What you have to do: Do any lines in the data below contain "Database"? If so, copy every one of them.

-- START Information shown --

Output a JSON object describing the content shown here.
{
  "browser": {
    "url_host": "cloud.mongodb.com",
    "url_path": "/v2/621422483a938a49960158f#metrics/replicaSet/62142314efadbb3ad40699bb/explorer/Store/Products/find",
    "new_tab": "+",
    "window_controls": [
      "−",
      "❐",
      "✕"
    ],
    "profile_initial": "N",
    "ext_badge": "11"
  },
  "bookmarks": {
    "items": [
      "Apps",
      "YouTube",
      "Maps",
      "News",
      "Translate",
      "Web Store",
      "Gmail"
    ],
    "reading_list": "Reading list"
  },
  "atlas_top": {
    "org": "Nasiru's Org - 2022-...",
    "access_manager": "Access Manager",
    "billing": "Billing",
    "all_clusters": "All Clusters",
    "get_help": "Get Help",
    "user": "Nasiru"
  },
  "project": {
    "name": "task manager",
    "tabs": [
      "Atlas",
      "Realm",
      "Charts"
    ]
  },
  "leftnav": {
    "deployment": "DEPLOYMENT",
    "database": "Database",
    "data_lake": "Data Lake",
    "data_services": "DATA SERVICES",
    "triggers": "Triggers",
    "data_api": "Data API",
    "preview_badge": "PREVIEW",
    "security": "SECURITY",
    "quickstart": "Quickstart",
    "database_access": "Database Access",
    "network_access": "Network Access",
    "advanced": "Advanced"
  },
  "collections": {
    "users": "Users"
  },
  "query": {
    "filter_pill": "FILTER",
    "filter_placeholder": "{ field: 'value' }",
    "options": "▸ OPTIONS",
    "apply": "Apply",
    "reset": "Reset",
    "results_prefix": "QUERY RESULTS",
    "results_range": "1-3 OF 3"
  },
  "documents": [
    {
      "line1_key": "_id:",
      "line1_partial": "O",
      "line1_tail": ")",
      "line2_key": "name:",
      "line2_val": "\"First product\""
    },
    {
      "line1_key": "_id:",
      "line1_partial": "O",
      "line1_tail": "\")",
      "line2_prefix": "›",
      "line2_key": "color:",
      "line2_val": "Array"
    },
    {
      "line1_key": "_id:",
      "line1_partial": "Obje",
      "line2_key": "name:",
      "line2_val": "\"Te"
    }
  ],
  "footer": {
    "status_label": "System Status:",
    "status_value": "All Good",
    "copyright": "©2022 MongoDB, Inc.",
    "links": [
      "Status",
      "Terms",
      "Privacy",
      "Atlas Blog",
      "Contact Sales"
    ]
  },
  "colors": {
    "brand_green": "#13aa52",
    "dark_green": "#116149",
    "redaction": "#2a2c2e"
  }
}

-- END Information shown --

Solution to this task:
    "database": "Database",
    "database_access": "Database Access",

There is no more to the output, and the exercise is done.